---------- LISTED ENTRIES ----------

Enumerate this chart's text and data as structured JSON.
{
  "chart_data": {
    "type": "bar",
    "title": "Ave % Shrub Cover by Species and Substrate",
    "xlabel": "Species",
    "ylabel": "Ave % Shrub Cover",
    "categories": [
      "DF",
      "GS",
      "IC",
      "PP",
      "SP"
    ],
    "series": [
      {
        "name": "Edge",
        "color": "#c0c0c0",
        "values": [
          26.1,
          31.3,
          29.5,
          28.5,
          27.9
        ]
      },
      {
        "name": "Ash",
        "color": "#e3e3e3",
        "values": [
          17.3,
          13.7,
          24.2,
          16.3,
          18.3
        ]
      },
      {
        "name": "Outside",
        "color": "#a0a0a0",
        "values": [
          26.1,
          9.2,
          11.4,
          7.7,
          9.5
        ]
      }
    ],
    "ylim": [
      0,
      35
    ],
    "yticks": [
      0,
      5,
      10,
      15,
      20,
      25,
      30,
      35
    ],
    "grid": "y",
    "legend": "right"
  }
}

----------

Take the data above and return it exactly.

#### SOLUTION TO THE EXERCISE
Enumerate this chart's text and data as structured JSON.
{
  "chart_data": {
    "type": "bar",
    "title": "Ave % Shrub Cover by Species and Substrate",
    "xlabel": "Species",
    "ylabel": "Ave % Shrub Cover",
    "categories": [
      "DF",
      "GS",
      "IC",
      "PP",
      "SP"
    ],
    "series": [
      {
        "name": "Edge",
        "color": "#c0c0c0",
        "values": [
          26.1,
          31.3,
          29.5,
          28.5,
          27.9
        ]
      },
      {
        "name": "Ash",
        "color": "#e3e3e3",
        "values": [
          17.3,
          13.7,
          24.2,
          16.3,
          18.3
        ]
      },
      {
        "name": "Outside",
        "color": "#a0a0a0",
        "values": [
          26.1,
          9.2,
          11.4,
          7.7,
          9.5
        ]
      }
    ],
    "ylim": [
      0,
      35
    ],
    "yticks": [
      0,
      5,
      10,
      15,
      20,
      25,
      30,
      35
    ],
    "grid": "y",
    "legend": "right"
  }
}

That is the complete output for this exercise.